/fair-analytics

📊 An analytics server that doesn't undermine user's privacy

Primary LanguageJavaScriptMIT LicenseMIT

Fair Analytics

An analytics server that doesn't undermine user's privacy

Travis Code Coverage David npm npm JavaScript Style Guide MIT License

Motivations?

Google Analytics is the de-facto standard in the web and mobile analytics service world.

  • It's easy to setup and start tracking users behaviors
  • It provides advanced reporting features.

But it has several serious privacy implications:

  • Most of the time personal data is collected without the explicit consent of the user, hence it undermines user's privacy
  • It's closed-source
  • It does not embrace transparency at all
  • Users cannot access tracked data because data ownership is granted only to the website/app owner (and sadly to Google)
  • It targets specific users and data collected is not anonymous

Inspired by an interesting article from @staltz, and from the awesome work done by the micro-analytics team, I decided to start working on a Google Analytics alternative.

What is Fair Analytics

Fair Analytics is an open, transparent, distributed and fair Google Analytics alternative.

◆ Directive A: Rewrite the rows from the first one through the line holding "bot-card[interactable]: A+老师 @", inclusive, changing "bot-card" to "agent-card" and keeping everything else the same.
The Fair Analytics text has no connection to the rows that come next.

Stored data entries
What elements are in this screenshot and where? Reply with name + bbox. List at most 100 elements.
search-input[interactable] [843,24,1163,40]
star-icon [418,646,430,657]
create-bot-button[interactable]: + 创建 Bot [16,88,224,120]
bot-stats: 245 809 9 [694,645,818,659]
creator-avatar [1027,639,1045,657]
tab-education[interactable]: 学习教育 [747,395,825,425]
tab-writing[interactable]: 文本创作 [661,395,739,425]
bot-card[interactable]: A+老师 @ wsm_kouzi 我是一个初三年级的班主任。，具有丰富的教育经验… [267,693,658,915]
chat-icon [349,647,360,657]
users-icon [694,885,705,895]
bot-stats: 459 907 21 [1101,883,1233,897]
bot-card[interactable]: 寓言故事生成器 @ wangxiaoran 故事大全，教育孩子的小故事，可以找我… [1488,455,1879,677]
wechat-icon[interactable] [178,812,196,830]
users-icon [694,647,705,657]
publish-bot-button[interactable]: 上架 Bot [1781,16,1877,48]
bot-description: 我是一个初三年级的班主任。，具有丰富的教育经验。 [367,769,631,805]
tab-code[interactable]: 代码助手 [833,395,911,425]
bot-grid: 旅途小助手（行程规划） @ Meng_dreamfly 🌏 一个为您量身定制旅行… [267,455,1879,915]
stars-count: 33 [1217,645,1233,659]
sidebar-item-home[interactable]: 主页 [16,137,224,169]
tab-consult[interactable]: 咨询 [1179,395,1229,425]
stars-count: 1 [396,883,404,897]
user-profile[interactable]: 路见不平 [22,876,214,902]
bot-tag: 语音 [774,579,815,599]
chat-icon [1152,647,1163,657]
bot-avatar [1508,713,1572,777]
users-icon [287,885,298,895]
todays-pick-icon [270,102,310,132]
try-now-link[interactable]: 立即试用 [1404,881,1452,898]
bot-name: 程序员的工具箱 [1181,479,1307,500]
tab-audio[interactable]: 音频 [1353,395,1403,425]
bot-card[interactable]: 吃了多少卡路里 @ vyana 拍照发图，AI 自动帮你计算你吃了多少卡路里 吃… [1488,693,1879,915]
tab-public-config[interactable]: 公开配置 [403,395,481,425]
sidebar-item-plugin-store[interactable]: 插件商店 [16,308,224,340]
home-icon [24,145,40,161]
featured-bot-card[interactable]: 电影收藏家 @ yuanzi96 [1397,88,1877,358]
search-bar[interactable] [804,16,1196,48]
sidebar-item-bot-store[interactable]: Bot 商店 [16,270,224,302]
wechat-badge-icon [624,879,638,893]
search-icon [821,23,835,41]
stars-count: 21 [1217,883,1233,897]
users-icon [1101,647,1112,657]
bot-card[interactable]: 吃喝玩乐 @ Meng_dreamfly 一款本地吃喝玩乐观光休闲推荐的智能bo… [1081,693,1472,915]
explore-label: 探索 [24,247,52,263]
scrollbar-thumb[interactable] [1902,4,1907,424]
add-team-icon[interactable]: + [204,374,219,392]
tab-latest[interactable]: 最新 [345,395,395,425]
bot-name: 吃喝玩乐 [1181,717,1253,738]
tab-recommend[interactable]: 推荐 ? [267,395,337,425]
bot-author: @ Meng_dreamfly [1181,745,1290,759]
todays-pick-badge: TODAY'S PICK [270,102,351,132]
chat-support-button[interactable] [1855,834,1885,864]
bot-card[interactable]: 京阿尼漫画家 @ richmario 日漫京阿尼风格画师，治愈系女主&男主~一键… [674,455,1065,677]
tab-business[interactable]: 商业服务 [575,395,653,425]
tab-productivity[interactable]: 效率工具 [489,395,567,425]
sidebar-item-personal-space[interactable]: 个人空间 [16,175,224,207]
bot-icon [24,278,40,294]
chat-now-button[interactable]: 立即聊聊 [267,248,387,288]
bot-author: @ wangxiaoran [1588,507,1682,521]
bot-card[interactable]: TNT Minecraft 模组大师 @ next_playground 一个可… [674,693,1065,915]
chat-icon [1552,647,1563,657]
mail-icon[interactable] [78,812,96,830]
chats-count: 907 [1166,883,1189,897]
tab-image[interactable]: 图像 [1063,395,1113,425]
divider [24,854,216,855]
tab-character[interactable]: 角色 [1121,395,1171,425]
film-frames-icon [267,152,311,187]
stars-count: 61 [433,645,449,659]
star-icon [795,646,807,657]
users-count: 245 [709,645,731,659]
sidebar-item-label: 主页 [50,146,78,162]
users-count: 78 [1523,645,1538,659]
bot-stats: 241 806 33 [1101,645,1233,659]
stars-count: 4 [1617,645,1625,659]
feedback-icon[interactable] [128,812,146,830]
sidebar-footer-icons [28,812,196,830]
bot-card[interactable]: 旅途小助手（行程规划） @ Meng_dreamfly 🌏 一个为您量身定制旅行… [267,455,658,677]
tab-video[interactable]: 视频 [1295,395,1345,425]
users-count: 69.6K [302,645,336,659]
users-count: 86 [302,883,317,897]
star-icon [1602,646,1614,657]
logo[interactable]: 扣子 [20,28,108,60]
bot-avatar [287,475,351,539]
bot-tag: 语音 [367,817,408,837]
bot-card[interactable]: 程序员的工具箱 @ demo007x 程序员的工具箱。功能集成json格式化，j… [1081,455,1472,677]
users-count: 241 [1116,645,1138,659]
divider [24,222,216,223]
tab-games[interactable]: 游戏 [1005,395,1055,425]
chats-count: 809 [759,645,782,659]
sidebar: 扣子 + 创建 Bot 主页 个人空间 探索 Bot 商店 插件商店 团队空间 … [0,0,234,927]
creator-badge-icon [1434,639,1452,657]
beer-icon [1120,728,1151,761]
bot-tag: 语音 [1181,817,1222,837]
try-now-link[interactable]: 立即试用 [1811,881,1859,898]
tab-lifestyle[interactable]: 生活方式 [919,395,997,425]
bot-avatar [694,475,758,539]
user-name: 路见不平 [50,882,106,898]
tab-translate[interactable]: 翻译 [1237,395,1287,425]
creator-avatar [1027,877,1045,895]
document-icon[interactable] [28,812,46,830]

◆ Directive B: Copy out the entire Fair Analytics text without any changes.

◆ Solution A:
What elements are in this screenshot and where? Reply with name + bbox. List at most 100 elements.
search-input[interactable] [843,24,1163,40]
star-icon [418,646,430,657]
create-bot-button[interactable]: + 创建 Bot [16,88,224,120]
bot-stats: 245 809 9 [694,645,818,659]
creator-avatar [1027,639,1045,657]
tab-education[interactable]: 学习教育 [747,395,825,425]
tab-writing[interactable]: 文本创作 [661,395,739,425]
agent-card[interactable]: A+老师 @ wsm_kouzi 我是一个初三年级的班主任。，具有丰富的教育经验… [267,693,658,915]

◆ Solution B:
/fair-analytics

📊 An analytics server that doesn't undermine user's privacy

Primary LanguageJavaScriptMIT LicenseMIT

Fair Analytics

An analytics server that doesn't undermine user's privacy

Travis Code Coverage David npm npm JavaScript Style Guide MIT License

Motivations?

Google Analytics is the de-facto standard in the web and mobile analytics service world.

  • It's easy to setup and start tracking users behaviors
  • It provides advanced reporting features.

But it has several serious privacy implications:

  • Most of the time personal data is collected without the explicit consent of the user, hence it undermines user's privacy
  • It's closed-source
  • It does not embrace transparency at all
  • Users cannot access tracked data because data ownership is granted only to the website/app owner (and sadly to Google)
  • It targets specific users and data collected is not anonymous

Inspired by an interesting article from @staltz, and from the awesome work done by the micro-analytics team, I decided to start working on a Google Analytics alternative.

What is Fair Analytics

Fair Analytics is an open, transparent, distributed and fair Google Analytics alternative.